◆ What the exercise asks: Give the lines from the first one through the line containing "x-tick-label: 3-Jan-19: [486, 268, 520, 304]", both included, as a JSON list of strings with one string per line and blank lines left out.

◆ Task inputs:

** start **

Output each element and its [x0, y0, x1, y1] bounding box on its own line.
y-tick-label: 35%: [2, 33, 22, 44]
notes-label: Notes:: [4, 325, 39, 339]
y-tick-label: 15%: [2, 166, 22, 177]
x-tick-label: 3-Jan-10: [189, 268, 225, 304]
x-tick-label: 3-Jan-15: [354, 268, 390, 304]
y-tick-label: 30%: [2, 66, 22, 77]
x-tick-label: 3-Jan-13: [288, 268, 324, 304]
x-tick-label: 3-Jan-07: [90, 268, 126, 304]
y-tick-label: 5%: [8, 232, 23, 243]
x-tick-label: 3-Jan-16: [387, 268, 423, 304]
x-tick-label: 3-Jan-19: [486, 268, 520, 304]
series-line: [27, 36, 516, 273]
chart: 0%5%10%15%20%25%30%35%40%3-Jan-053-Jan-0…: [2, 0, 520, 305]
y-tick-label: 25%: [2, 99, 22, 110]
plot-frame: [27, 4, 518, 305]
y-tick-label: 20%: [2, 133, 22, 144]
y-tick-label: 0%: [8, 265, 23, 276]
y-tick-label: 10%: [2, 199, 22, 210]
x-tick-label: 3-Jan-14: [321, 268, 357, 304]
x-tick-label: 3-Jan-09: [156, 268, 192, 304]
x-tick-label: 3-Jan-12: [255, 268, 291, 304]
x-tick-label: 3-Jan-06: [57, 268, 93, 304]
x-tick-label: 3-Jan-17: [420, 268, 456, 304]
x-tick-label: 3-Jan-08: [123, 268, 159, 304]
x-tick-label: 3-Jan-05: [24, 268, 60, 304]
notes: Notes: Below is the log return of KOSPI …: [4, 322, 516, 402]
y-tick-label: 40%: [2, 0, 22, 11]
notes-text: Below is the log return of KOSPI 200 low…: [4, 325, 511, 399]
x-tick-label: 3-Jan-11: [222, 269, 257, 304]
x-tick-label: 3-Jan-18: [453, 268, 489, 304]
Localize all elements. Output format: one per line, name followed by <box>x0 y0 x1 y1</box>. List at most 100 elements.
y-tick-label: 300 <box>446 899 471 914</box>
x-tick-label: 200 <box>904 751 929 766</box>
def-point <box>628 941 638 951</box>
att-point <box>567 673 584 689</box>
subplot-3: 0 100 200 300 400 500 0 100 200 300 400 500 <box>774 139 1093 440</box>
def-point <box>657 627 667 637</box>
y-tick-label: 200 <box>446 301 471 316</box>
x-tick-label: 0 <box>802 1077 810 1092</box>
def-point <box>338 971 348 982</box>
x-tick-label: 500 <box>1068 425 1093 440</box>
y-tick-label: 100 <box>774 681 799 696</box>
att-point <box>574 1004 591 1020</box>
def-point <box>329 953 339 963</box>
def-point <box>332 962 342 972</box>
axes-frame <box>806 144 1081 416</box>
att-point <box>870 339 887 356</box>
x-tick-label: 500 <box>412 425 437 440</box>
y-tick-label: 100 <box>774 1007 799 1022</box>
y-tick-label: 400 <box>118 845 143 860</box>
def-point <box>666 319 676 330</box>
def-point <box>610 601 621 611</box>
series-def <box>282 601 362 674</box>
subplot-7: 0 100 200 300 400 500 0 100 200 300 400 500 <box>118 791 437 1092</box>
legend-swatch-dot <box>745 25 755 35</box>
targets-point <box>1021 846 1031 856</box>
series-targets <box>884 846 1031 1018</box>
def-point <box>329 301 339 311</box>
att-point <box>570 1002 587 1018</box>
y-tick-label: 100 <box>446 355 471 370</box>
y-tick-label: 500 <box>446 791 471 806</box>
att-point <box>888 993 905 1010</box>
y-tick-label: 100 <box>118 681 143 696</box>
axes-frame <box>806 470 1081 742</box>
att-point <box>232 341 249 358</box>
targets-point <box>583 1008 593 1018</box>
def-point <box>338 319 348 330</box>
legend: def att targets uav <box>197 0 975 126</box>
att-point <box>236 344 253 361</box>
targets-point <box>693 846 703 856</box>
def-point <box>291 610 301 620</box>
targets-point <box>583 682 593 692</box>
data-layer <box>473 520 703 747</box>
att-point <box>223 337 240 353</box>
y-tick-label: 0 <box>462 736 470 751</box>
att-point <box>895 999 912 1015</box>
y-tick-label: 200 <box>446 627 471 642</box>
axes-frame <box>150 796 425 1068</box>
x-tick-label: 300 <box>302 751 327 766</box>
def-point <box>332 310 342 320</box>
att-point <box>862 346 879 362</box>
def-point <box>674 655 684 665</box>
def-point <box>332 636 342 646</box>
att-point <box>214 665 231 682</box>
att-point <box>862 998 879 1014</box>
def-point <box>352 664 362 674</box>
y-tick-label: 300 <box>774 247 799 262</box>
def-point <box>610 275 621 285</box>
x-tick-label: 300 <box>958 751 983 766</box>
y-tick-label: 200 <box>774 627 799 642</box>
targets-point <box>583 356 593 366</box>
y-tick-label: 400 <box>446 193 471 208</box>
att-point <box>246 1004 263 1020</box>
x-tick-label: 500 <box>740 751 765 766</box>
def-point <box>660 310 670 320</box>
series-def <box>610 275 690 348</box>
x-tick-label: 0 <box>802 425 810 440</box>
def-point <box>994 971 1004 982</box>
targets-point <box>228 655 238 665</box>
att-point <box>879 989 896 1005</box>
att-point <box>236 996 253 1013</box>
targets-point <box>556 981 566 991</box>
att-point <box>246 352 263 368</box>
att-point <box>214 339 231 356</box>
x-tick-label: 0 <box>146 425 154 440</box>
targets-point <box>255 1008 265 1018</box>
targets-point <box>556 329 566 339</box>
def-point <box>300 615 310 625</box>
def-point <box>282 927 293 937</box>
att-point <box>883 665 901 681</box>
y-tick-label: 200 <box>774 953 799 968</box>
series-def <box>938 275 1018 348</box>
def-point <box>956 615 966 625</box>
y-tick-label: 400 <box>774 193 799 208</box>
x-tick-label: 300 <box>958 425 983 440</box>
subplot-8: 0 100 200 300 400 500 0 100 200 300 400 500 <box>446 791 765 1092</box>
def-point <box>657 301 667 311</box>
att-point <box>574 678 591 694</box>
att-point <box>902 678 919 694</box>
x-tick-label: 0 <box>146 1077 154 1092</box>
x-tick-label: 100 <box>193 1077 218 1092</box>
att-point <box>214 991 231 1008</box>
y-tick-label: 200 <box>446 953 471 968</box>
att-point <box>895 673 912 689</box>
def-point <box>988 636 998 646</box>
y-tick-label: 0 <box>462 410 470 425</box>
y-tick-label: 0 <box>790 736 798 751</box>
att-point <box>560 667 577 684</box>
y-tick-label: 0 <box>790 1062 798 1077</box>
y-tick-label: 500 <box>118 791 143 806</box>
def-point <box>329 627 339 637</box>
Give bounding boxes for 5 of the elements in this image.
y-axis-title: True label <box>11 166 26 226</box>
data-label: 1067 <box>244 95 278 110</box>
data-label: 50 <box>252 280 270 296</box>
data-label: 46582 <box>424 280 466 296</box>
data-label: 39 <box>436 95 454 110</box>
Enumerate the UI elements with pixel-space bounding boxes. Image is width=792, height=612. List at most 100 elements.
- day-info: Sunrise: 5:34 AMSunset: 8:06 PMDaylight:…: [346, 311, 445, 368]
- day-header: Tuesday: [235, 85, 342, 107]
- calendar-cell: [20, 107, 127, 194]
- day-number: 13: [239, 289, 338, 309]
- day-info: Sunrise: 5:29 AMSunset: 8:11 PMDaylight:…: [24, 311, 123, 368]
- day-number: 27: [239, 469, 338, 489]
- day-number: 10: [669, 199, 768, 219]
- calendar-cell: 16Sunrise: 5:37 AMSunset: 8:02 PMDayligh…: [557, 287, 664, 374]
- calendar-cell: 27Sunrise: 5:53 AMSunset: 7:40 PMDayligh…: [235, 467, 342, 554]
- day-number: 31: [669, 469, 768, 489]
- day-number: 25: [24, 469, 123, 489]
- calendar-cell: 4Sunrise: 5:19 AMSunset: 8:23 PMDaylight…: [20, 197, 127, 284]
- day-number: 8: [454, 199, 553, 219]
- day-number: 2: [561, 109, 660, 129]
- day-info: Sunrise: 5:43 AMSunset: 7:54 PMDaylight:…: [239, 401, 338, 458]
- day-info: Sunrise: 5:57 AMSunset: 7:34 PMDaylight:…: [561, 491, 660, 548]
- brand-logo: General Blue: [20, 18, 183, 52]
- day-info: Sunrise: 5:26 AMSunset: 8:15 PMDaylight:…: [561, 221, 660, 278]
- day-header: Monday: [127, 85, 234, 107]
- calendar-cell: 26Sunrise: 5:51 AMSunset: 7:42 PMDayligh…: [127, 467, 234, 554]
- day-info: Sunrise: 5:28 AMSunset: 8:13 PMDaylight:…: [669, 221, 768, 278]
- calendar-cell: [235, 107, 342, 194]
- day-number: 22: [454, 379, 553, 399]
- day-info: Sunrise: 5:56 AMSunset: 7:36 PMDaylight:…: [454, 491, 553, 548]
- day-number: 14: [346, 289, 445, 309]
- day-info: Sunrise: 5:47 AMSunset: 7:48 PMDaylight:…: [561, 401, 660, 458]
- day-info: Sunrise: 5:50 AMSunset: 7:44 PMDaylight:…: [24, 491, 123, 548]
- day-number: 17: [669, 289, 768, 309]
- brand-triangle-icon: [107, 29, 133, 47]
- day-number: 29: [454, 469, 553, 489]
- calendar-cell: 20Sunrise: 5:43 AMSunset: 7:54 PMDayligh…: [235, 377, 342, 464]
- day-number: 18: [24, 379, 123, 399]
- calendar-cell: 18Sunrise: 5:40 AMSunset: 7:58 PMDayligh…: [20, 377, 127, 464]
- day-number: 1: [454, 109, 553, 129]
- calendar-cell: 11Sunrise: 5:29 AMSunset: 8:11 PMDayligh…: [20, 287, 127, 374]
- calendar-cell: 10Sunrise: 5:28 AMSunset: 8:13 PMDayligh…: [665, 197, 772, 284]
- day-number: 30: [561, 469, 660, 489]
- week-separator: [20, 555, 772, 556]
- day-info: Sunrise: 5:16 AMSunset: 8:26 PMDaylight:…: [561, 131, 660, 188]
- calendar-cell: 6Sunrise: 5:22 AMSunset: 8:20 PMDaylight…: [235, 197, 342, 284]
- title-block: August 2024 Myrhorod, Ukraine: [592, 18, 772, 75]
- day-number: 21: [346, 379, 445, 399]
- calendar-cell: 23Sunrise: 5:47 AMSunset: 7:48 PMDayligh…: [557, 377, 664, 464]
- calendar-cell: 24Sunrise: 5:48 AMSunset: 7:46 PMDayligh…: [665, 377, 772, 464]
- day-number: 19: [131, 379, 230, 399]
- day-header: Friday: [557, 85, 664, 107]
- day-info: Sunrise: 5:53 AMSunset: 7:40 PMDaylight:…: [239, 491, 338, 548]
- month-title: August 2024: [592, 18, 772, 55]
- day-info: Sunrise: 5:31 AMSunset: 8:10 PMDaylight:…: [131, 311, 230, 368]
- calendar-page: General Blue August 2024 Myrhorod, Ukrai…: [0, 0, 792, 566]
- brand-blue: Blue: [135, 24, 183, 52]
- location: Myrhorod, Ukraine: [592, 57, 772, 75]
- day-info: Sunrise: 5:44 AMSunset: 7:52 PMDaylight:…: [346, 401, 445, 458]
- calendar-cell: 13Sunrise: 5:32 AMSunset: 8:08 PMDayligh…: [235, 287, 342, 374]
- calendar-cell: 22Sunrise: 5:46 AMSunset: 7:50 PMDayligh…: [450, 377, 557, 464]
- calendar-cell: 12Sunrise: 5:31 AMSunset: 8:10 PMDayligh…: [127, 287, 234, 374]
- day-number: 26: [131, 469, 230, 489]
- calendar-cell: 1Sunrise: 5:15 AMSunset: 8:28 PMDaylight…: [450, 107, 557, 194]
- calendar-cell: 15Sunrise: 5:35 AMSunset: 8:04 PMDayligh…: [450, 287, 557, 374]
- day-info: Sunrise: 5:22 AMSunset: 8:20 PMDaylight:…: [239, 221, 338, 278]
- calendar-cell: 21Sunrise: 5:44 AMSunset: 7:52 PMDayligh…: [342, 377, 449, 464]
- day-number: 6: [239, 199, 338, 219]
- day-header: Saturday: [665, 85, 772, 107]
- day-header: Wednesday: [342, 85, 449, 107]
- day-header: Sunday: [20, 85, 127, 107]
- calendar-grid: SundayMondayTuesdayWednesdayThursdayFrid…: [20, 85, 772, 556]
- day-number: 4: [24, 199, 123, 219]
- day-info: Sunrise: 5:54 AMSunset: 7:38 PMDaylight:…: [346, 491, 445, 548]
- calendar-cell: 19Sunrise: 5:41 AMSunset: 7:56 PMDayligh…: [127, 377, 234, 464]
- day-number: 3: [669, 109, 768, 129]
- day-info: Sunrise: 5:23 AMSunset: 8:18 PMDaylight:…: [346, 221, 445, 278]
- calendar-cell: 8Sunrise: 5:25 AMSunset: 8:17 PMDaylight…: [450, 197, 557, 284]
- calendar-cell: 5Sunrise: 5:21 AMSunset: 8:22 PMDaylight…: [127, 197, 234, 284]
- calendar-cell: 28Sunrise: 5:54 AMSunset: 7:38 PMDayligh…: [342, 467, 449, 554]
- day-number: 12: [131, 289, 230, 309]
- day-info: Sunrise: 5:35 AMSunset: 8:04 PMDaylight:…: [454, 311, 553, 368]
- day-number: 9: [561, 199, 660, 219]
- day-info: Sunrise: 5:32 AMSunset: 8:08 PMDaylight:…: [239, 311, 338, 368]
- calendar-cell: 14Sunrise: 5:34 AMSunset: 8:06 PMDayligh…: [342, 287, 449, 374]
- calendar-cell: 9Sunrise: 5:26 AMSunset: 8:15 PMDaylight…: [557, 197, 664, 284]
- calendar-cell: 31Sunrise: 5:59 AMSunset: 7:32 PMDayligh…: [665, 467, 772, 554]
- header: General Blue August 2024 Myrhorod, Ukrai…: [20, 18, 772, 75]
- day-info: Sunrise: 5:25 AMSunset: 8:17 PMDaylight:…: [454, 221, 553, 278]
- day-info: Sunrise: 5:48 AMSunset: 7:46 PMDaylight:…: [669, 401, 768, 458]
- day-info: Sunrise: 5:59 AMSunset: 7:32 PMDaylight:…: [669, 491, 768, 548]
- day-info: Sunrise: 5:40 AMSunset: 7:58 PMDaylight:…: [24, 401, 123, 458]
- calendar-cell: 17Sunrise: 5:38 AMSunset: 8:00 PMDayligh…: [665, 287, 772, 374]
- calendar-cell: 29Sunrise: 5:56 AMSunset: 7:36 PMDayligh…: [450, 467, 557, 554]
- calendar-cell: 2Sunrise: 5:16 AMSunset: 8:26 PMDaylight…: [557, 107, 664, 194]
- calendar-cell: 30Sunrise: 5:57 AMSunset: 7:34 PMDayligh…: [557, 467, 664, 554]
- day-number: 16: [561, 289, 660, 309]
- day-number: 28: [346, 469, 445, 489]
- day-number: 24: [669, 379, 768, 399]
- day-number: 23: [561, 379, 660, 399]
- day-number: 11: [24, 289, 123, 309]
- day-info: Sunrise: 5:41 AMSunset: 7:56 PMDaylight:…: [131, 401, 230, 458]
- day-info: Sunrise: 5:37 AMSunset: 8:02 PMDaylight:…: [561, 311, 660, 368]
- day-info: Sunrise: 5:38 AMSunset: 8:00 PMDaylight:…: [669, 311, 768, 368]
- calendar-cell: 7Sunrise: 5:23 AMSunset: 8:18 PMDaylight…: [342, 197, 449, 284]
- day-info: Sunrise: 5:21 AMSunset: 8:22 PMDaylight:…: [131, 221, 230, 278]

** end **

◆ Reply to the exercise:
[
  "Output each element and its [x0, y0, x1, y1] bounding box on its own line.",
  "y-tick-label: 35%: [2, 33, 22, 44]",
  "notes-label: Notes:: [4, 325, 39, 339]",
  "y-tick-label: 15%: [2, 166, 22, 177]",
  "x-tick-label: 3-Jan-10: [189, 268, 225, 304]",
  "x-tick-label: 3-Jan-15: [354, 268, 390, 304]",
  "y-tick-label: 30%: [2, 66, 22, 77]",
  "x-tick-label: 3-Jan-13: [288, 268, 324, 304]",
  "x-tick-label: 3-Jan-07: [90, 268, 126, 304]",
  "y-tick-label: 5%: [8, 232, 23, 243]",
  "x-tick-label: 3-Jan-16: [387, 268, 423, 304]",
  "x-tick-label: 3-Jan-19: [486, 268, 520, 304]"
]